— Start of Supplied entries —
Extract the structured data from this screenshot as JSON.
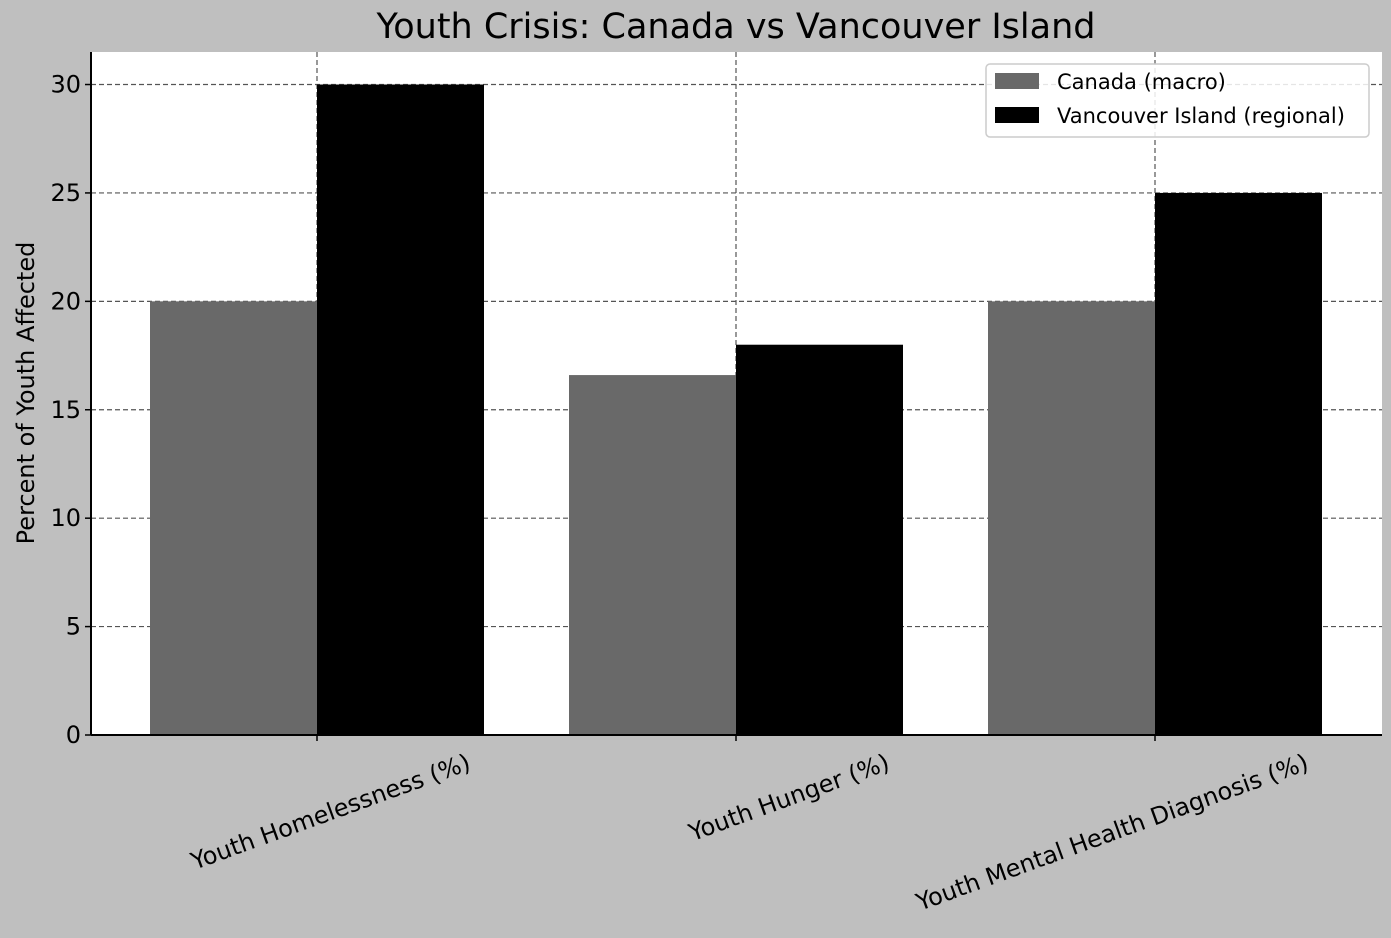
{
  "chart_data": {
    "type": "bar",
    "title": "Youth Crisis: Canada vs Vancouver Island",
    "xlabel": "",
    "ylabel": "Percent of Youth Affected",
    "categories": [
      "Youth Homelessness (%)",
      "Youth Hunger (%)",
      "Youth Mental Health Diagnosis (%)"
    ],
    "series": [
      {
        "name": "Canada (macro)",
        "values": [
          20,
          16.6,
          20
        ],
        "color": "#696969"
      },
      {
        "name": "Vancouver Island (regional)",
        "values": [
          30,
          18,
          25
        ],
        "color": "#000000"
      }
    ],
    "ylim": [
      0,
      31.5
    ],
    "yticks": [
      0,
      5,
      10,
      15,
      20,
      25,
      30
    ],
    "grid": true,
    "legend_position": "top-right",
    "background": "#bfbfbf",
    "plot_background": "#ffffff"
  }
}
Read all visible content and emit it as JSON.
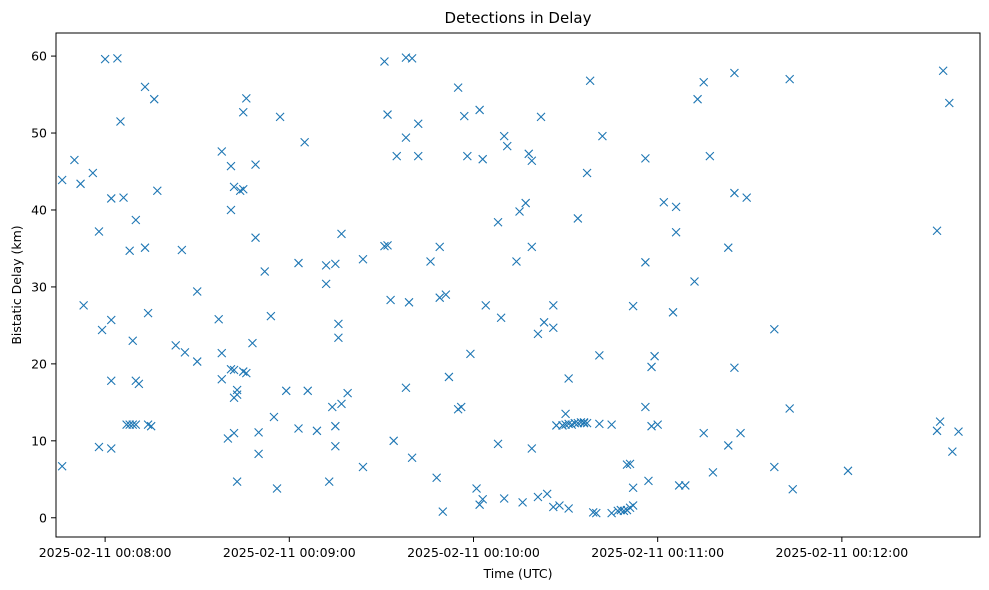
— End of Supplied entries —
_What is being asked_. Collect each line containing the string "Vancouver".

_The result_.
    "title": "Youth Crisis: Canada vs Vancouver Island",
        "name": "Vancouver Island (regional)",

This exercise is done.